What is being asked — Reproduce every record below exactly as it appears.

Stored dataset items
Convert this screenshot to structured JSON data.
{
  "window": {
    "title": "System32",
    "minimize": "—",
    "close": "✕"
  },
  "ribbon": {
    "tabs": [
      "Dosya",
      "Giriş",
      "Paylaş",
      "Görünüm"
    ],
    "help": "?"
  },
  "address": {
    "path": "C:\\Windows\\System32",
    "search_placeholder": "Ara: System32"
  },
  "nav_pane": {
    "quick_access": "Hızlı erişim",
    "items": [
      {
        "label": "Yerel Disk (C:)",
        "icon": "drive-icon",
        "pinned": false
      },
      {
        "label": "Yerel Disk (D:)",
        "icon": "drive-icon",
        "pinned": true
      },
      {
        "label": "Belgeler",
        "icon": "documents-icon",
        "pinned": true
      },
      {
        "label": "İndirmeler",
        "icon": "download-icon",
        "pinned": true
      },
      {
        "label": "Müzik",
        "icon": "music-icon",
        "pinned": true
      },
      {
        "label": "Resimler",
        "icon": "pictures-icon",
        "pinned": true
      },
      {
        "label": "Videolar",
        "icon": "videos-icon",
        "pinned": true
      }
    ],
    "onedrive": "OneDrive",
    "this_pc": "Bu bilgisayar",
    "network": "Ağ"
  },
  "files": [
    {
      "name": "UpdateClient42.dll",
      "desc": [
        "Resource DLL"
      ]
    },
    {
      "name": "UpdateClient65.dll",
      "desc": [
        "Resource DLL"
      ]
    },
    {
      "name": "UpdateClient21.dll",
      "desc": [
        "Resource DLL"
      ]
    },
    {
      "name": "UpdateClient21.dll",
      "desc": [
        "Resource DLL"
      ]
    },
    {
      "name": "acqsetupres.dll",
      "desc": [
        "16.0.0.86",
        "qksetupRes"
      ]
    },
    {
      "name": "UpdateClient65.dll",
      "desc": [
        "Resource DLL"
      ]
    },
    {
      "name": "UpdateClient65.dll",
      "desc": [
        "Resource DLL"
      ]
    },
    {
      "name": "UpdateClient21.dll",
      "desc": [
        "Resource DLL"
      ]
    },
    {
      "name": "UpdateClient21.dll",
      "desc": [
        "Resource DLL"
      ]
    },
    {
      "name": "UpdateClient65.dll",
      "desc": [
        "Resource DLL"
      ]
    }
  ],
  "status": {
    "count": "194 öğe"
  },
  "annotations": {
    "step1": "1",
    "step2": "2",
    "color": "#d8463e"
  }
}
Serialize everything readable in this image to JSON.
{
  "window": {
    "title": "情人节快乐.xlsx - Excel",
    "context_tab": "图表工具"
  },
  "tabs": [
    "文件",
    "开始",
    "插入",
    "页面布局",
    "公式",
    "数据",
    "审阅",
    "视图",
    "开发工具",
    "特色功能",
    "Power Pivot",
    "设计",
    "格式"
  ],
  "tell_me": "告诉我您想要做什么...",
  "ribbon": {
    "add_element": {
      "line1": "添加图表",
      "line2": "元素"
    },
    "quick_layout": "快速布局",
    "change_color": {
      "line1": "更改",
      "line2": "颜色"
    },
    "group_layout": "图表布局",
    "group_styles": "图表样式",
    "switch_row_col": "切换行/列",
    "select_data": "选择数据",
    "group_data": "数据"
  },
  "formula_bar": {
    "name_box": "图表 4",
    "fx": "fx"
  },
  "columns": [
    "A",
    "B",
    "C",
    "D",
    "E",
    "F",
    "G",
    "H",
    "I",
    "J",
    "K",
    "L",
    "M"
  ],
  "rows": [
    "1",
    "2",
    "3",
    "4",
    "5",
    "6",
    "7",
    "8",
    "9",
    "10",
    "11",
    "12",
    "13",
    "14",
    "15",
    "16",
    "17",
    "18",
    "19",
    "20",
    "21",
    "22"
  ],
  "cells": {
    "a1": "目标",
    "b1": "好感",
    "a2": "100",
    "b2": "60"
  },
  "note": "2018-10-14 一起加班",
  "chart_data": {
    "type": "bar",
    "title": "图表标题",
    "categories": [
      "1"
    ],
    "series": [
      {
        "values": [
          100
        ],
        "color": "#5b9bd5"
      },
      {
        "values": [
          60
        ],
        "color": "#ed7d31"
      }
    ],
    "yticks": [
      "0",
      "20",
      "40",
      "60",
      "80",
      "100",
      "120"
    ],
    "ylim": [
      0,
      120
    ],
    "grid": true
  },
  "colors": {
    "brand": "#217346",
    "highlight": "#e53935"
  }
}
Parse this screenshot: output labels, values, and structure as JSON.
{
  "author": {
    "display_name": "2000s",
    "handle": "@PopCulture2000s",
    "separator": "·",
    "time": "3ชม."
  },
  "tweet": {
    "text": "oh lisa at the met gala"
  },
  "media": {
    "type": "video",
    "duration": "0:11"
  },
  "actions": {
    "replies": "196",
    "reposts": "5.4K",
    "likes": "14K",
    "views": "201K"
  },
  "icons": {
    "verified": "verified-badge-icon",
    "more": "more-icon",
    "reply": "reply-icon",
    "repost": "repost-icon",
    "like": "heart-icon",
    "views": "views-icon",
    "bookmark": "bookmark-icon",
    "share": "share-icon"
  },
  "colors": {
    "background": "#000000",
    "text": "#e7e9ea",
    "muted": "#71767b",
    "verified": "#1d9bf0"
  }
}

Task result —
Convert this screenshot to structured JSON data.
{
  "window": {
    "title": "System32",
    "minimize": "—",
    "close": "✕"
  },
  "ribbon": {
    "tabs": [
      "Dosya",
      "Giriş",
      "Paylaş",
      "Görünüm"
    ],
    "help": "?"
  },
  "address": {
    "path": "C:\\Windows\\System32",
    "search_placeholder": "Ara: System32"
  },
  "nav_pane": {
    "quick_access": "Hızlı erişim",
    "items": [
      {
        "label": "Yerel Disk (C:)",
        "icon": "drive-icon",
        "pinned": false
      },
      {
        "label": "Yerel Disk (D:)",
        "icon": "drive-icon",
        "pinned": true
      },
      {
        "label": "Belgeler",
        "icon": "documents-icon",
        "pinned": true
      },
      {
        "label": "İndirmeler",
        "icon": "download-icon",
        "pinned": true
      },
      {
        "label": "Müzik",
        "icon": "music-icon",
        "pinned": true
      },
      {
        "label": "Resimler",
        "icon": "pictures-icon",
        "pinned": true
      },
      {
        "label": "Videolar",
        "icon": "videos-icon",
        "pinned": true
      }
    ],
    "onedrive": "OneDrive",
    "this_pc": "Bu bilgisayar",
    "network": "Ağ"
  },
  "files": [
    {
      "name": "UpdateClient42.dll",
      "desc": [
        "Resource DLL"
      ]
    },
    {
      "name": "UpdateClient65.dll",
      "desc": [
        "Resource DLL"
      ]
    },
    {
      "name": "UpdateClient21.dll",
      "desc": [
        "Resource DLL"
      ]
    },
    {
      "name": "UpdateClient21.dll",
      "desc": [
        "Resource DLL"
      ]
    },
    {
      "name": "acqsetupres.dll",
      "desc": [
        "16.0.0.86",
        "qksetupRes"
      ]
    },
    {
      "name": "UpdateClient65.dll",
      "desc": [
        "Resource DLL"
      ]
    },
    {
      "name": "UpdateClient65.dll",
      "desc": [
        "Resource DLL"
      ]
    },
    {
      "name": "UpdateClient21.dll",
      "desc": [
        "Resource DLL"
      ]
    },
    {
      "name": "UpdateClient21.dll",
      "desc": [
        "Resource DLL"
      ]
    },
    {
      "name": "UpdateClient65.dll",
      "desc": [
        "Resource DLL"
      ]
    }
  ],
  "status": {
    "count": "194 öğe"
  },
  "annotations": {
    "step1": "1",
    "step2": "2",
    "color": "#d8463e"
  }
}
Serialize everything readable in this image to JSON.
{
  "window": {
    "title": "情人节快乐.xlsx - Excel",
    "context_tab": "图表工具"
  },
  "tabs": [
    "文件",
    "开始",
    "插入",
    "页面布局",
    "公式",
    "数据",
    "审阅",
    "视图",
    "开发工具",
    "特色功能",
    "Power Pivot",
    "设计",
    "格式"
  ],
  "tell_me": "告诉我您想要做什么...",
  "ribbon": {
    "add_element": {
      "line1": "添加图表",
      "line2": "元素"
    },
    "quick_layout": "快速布局",
    "change_color": {
      "line1": "更改",
      "line2": "颜色"
    },
    "group_layout": "图表布局",
    "group_styles": "图表样式",
    "switch_row_col": "切换行/列",
    "select_data": "选择数据",
    "group_data": "数据"
  },
  "formula_bar": {
    "name_box": "图表 4",
    "fx": "fx"
  },
  "columns": [
    "A",
    "B",
    "C",
    "D",
    "E",
    "F",
    "G",
    "H",
    "I",
    "J",
    "K",
    "L",
    "M"
  ],
  "rows": [
    "1",
    "2",
    "3",
    "4",
    "5",
    "6",
    "7",
    "8",
    "9",
    "10",
    "11",
    "12",
    "13",
    "14",
    "15",
    "16",
    "17",
    "18",
    "19",
    "20",
    "21",
    "22"
  ],
  "cells": {
    "a1": "目标",
    "b1": "好感",
    "a2": "100",
    "b2": "60"
  },
  "note": "2018-10-14 一起加班",
  "chart_data": {
    "type": "bar",
    "title": "图表标题",
    "categories": [
      "1"
    ],
    "series": [
      {
        "values": [
          100
        ],
        "color": "#5b9bd5"
      },
      {
        "values": [
          60
        ],
        "color": "#ed7d31"
      }
    ],
    "yticks": [
      "0",
      "20",
      "40",
      "60",
      "80",
      "100",
      "120"
    ],
    "ylim": [
      0,
      120
    ],
    "grid": true
  },
  "colors": {
    "brand": "#217346",
    "highlight": "#e53935"
  }
}
Parse this screenshot: output labels, values, and structure as JSON.
{
  "author": {
    "display_name": "2000s",
    "handle": "@PopCulture2000s",
    "separator": "·",
    "time": "3ชม."
  },
  "tweet": {
    "text": "oh lisa at the met gala"
  },
  "media": {
    "type": "video",
    "duration": "0:11"
  },
  "actions": {
    "replies": "196",
    "reposts": "5.4K",
    "likes": "14K",
    "views": "201K"
  },
  "icons": {
    "verified": "verified-badge-icon",
    "more": "more-icon",
    "reply": "reply-icon",
    "repost": "repost-icon",
    "like": "heart-icon",
    "views": "views-icon",
    "bookmark": "bookmark-icon",
    "share": "share-icon"
  },
  "colors": {
    "background": "#000000",
    "text": "#e7e9ea",
    "muted": "#71767b",
    "verified": "#1d9bf0"
  }
}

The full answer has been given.